• **Task to carry out**
Copy out the records from the first line down to and including the line that contains "webcam-feed-left (0, 301, 318, 480)", keeping every character unchanged.

##### Materials provided #####

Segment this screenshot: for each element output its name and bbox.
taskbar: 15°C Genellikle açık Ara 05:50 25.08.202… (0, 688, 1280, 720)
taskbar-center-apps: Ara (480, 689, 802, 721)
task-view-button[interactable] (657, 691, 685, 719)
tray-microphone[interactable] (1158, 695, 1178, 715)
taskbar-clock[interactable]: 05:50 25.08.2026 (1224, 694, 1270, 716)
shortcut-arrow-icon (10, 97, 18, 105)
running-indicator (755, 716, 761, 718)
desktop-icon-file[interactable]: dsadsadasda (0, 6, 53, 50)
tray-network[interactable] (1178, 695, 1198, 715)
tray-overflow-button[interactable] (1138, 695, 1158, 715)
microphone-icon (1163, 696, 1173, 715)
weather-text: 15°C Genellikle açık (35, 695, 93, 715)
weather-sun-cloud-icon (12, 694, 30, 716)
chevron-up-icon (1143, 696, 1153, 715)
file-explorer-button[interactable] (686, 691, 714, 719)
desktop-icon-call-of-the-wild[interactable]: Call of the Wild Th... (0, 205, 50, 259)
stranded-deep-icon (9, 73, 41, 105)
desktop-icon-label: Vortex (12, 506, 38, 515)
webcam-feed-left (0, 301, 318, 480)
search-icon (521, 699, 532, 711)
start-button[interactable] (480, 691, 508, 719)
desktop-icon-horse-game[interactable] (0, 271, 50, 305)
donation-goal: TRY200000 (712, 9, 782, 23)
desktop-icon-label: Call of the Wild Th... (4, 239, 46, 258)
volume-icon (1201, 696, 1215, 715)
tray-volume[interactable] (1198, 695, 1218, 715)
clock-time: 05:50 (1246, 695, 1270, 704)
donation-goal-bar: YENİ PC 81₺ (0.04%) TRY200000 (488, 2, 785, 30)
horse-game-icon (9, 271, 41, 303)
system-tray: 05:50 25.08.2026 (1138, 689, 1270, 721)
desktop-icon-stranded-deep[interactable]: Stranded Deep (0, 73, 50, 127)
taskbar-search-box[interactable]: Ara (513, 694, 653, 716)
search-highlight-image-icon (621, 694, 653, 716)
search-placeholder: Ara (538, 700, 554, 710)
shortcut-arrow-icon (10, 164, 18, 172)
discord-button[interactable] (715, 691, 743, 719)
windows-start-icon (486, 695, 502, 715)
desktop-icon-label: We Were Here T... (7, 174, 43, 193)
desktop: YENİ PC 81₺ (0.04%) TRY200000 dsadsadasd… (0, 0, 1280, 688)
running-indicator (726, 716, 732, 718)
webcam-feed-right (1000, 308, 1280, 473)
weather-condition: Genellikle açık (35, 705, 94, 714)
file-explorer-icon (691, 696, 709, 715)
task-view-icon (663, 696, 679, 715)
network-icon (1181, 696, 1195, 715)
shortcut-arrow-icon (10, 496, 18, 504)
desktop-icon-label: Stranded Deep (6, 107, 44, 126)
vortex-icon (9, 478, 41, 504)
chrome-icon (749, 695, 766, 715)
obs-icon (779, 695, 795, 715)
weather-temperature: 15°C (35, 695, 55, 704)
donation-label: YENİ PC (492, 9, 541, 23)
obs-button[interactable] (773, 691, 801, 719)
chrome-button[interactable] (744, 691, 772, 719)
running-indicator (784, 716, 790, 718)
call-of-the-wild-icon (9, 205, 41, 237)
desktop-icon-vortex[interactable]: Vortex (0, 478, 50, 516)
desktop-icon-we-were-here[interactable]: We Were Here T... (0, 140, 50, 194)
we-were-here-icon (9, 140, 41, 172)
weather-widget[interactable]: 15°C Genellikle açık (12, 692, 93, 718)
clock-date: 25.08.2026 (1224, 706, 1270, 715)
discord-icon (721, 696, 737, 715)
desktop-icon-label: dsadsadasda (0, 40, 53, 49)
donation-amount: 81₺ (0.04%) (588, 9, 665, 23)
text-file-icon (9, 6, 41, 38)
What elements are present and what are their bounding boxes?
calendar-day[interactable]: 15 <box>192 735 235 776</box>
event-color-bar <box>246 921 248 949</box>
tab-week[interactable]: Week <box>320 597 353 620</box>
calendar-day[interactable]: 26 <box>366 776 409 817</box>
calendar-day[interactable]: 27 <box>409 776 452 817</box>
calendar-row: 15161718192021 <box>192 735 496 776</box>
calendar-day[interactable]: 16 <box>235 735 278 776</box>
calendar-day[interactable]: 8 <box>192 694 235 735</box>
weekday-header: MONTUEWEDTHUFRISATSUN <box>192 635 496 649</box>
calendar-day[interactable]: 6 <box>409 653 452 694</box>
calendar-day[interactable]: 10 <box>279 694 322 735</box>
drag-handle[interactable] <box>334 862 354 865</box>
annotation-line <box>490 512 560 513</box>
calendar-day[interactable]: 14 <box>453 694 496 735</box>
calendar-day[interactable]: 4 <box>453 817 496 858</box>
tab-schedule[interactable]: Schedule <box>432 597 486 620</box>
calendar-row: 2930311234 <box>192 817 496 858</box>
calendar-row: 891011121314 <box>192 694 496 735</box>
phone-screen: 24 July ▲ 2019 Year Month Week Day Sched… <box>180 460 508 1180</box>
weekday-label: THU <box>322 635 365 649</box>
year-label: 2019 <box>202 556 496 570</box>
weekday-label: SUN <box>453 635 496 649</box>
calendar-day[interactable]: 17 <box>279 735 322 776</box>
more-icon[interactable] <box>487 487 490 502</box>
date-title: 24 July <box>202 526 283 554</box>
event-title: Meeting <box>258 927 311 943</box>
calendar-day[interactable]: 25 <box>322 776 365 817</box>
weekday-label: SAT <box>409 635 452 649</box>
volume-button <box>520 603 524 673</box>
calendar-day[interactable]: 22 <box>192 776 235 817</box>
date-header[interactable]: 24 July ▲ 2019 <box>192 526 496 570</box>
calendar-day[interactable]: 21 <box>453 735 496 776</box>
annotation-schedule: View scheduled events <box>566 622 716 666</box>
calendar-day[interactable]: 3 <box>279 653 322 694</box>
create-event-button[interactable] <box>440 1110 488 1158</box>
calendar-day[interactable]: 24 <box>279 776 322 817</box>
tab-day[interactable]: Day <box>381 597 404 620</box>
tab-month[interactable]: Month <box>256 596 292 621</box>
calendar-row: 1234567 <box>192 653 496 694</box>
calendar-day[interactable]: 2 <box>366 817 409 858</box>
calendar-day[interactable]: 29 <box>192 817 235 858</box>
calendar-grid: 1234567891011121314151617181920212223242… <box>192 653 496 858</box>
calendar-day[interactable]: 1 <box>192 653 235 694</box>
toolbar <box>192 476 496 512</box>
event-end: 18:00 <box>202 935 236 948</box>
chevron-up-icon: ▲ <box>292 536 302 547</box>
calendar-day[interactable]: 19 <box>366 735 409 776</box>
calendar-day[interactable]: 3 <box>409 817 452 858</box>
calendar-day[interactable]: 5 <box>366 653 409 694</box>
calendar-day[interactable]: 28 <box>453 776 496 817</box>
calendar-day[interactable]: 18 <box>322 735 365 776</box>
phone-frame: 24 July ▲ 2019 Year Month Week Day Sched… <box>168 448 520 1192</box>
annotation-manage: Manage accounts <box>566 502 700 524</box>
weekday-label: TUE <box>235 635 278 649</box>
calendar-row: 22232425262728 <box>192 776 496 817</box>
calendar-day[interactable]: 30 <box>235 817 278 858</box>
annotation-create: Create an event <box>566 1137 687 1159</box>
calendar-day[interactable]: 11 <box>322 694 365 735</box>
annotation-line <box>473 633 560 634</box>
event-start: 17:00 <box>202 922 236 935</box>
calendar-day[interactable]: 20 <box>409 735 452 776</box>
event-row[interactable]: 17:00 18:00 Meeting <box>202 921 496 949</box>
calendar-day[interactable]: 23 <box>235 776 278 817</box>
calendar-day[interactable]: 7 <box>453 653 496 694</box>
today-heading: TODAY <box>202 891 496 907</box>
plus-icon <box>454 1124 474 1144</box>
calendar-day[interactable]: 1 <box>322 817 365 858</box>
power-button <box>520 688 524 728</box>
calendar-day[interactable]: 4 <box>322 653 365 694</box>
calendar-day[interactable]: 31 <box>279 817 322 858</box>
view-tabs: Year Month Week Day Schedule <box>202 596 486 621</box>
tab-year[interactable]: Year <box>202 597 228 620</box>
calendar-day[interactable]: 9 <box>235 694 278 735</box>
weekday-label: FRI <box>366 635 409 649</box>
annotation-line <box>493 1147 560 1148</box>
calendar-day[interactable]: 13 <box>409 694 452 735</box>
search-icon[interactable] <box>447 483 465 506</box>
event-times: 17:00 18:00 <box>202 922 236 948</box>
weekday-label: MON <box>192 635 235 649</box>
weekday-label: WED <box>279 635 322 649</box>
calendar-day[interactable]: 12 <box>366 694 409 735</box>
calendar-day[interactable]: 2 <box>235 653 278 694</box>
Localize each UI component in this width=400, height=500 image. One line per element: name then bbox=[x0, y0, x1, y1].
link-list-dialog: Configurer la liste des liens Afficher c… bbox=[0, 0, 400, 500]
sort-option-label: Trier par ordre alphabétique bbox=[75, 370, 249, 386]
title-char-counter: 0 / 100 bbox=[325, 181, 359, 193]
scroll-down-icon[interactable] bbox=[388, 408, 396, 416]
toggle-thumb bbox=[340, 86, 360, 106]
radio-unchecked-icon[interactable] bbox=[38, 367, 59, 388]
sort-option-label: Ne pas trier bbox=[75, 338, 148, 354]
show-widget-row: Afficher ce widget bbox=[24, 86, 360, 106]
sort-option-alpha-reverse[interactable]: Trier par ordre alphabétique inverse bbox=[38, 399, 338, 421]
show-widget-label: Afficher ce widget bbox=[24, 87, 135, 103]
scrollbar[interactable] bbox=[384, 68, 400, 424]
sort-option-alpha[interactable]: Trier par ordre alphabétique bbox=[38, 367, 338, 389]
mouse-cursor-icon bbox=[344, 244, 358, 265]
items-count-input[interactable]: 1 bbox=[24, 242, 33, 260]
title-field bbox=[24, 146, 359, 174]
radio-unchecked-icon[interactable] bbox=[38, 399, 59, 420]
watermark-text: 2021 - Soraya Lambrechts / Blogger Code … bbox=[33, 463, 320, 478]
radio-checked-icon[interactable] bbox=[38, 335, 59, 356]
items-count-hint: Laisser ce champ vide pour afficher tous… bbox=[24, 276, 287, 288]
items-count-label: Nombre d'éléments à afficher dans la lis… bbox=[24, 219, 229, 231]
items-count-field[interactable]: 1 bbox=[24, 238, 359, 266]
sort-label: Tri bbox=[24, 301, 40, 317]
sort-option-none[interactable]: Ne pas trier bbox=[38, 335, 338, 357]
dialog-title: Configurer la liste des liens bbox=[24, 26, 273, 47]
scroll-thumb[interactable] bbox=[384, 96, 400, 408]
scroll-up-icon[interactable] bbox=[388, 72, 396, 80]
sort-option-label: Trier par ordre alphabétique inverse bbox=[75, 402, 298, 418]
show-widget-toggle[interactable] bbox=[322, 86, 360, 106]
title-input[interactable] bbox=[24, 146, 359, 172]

#####

• **Response**
Segment this screenshot: for each element output its name and bbox.
taskbar: 15°C Genellikle açık Ara 05:50 25.08.202… (0, 688, 1280, 720)
taskbar-center-apps: Ara (480, 689, 802, 721)
task-view-button[interactable] (657, 691, 685, 719)
tray-microphone[interactable] (1158, 695, 1178, 715)
taskbar-clock[interactable]: 05:50 25.08.2026 (1224, 694, 1270, 716)
shortcut-arrow-icon (10, 97, 18, 105)
running-indicator (755, 716, 761, 718)
desktop-icon-file[interactable]: dsadsadasda (0, 6, 53, 50)
tray-network[interactable] (1178, 695, 1198, 715)
tray-overflow-button[interactable] (1138, 695, 1158, 715)
microphone-icon (1163, 696, 1173, 715)
weather-text: 15°C Genellikle açık (35, 695, 93, 715)
weather-sun-cloud-icon (12, 694, 30, 716)
chevron-up-icon (1143, 696, 1153, 715)
file-explorer-button[interactable] (686, 691, 714, 719)
desktop-icon-call-of-the-wild[interactable]: Call of the Wild Th... (0, 205, 50, 259)
stranded-deep-icon (9, 73, 41, 105)
desktop-icon-label: Vortex (12, 506, 38, 515)
webcam-feed-left (0, 301, 318, 480)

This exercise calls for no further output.